═════ Listing ═════

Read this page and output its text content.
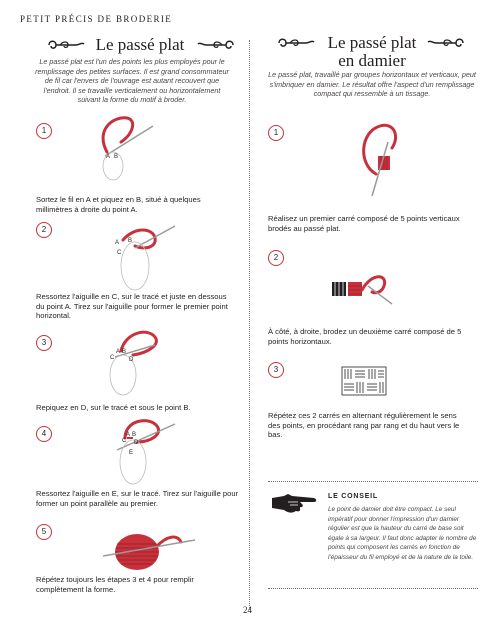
PETIT PRÉCIS DE BRODERIE
Le passé plat
Le passé plat est l'un des points les plus employés pour le remplissage des petites surfaces. Il est grand consommateur de fil car l'envers de l'ouvrage est autant recouvert que l'endroit. Il se travaille verticalement ou horizontalement suivant la forme du motif à broder.
1
A B
Sortez le fil en A et piquez en B, situé à quelques millimètres à droite du point A.
2
A B
C
Ressortez l'aiguille en C, sur le tracé et juste en dessous du point A. Tirez sur l'aiguille pour former le premier point horizontal.
3
C
A B
D
Repiquez en D, sur le tracé et sous le point B.
4
C
A B
D
E
Ressortez l'aiguille en E, sur le tracé. Tirez sur l'aiguille pour former un point parallèle au premier.
5
Répétez toujours les étapes 3 et 4 pour remplir complètement la forme.
Le passé plat
en damier
Le passé plat, travaillé par groupes horizontaux et verticaux, peut s'imbriquer en damier. Le résultat offre l'aspect d'un remplissage compact qui ressemble à un tissage.
1
Réalisez un premier carré composé de 5 points verticaux brodés au passé plat.
2
À côté, à droite, brodez un deuxième carré composé de 5 points horizontaux.
3
Répétez ces 2 carrés en alternant régulièrement le sens des points, en procédant rang par rang et du haut vers le bas.
LE CONSEIL
Le point de damier doit être compact. Le seul impératif pour donner l'impression d'un damier régulier est que la hauteur du carré de base soit égale à sa largeur. Il faut donc adapter le nombre de points qui composent les carrés en fonction de l'épaisseur du fil employé et de la nature de la toile.
24
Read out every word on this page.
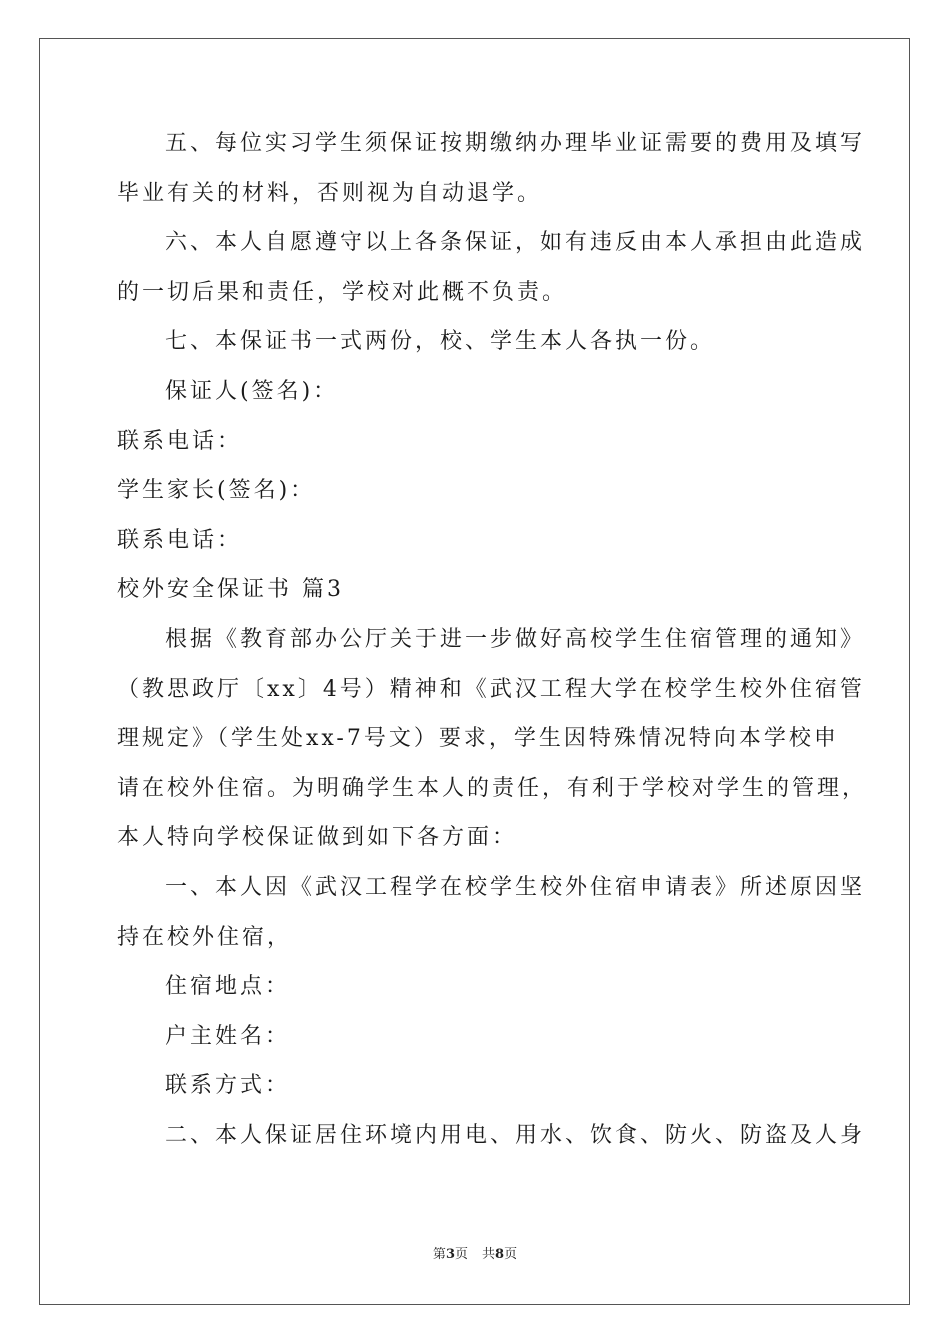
五、每位实习学生须保证按期缴纳办理毕业证需要的费用及填写
毕业有关的材料，否则视为自动退学。
六、本人自愿遵守以上各条保证，如有违反由本人承担由此造成
的一切后果和责任，学校对此概不负责。
七、本保证书一式两份，校、学生本人各执一份。
保证人(签名)：
联系电话：
学生家长(签名)：
联系电话：
校外安全保证书 篇3
根据《教育部办公厅关于进一步做好高校学生住宿管理的通知》
（教思政厅〔xx〕4号）精神和《武汉工程大学在校学生校外住宿管
理规定》（学生处xx-7号文）要求，学生因特殊情况特向本学校申
请在校外住宿。为明确学生本人的责任，有利于学校对学生的管理，
本人特向学校保证做到如下各方面：
一、本人因《武汉工程学在校学生校外住宿申请表》所述原因坚
持在校外住宿，
住宿地点：
户主姓名：
联系方式：
二、本人保证居住环境内用电、用水、饮食、防火、防盗及人身
第3页 共8页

═════

Set exercise -
Make an exact copy of every record, pictures excluded.

Answer to this problem -
Read this page and output its text content.
PETIT PRÉCIS DE BRODERIE
Le passé plat
Le passé plat est l'un des points les plus employés pour le remplissage des petites surfaces. Il est grand consommateur de fil car l'envers de l'ouvrage est autant recouvert que l'endroit. Il se travaille verticalement ou horizontalement suivant la forme du motif à broder.
1
A B
Sortez le fil en A et piquez en B, situé à quelques millimètres à droite du point A.
2
A B
C
Ressortez l'aiguille en C, sur le tracé et juste en dessous du point A. Tirez sur l'aiguille pour former le premier point horizontal.
3
C
A B
D
Repiquez en D, sur le tracé et sous le point B.
4
C
A B
D
E
Ressortez l'aiguille en E, sur le tracé. Tirez sur l'aiguille pour former un point parallèle au premier.
5
Répétez toujours les étapes 3 et 4 pour remplir complètement la forme.
Le passé plat
en damier
Le passé plat, travaillé par groupes horizontaux et verticaux, peut s'imbriquer en damier. Le résultat offre l'aspect d'un remplissage compact qui ressemble à un tissage.
1
Réalisez un premier carré composé de 5 points verticaux brodés au passé plat.
2
À côté, à droite, brodez un deuxième carré composé de 5 points horizontaux.
3
Répétez ces 2 carrés en alternant régulièrement le sens des points, en procédant rang par rang et du haut vers le bas.
LE CONSEIL
Le point de damier doit être compact. Le seul impératif pour donner l'impression d'un damier régulier est que la hauteur du carré de base soit égale à sa largeur. Il faut donc adapter le nombre de points qui composent les carrés en fonction de l'épaisseur du fil employé et de la nature de la toile.
24
Read out every word on this page.
五、每位实习学生须保证按期缴纳办理毕业证需要的费用及填写
毕业有关的材料，否则视为自动退学。
六、本人自愿遵守以上各条保证，如有违反由本人承担由此造成
的一切后果和责任，学校对此概不负责。
七、本保证书一式两份，校、学生本人各执一份。
保证人(签名)：
联系电话：
学生家长(签名)：
联系电话：
校外安全保证书 篇3
根据《教育部办公厅关于进一步做好高校学生住宿管理的通知》
（教思政厅〔xx〕4号）精神和《武汉工程大学在校学生校外住宿管
理规定》（学生处xx-7号文）要求，学生因特殊情况特向本学校申
请在校外住宿。为明确学生本人的责任，有利于学校对学生的管理，
本人特向学校保证做到如下各方面：
一、本人因《武汉工程学在校学生校外住宿申请表》所述原因坚
持在校外住宿，
住宿地点：
户主姓名：
联系方式：
二、本人保证居住环境内用电、用水、饮食、防火、防盗及人身
第3页 共8页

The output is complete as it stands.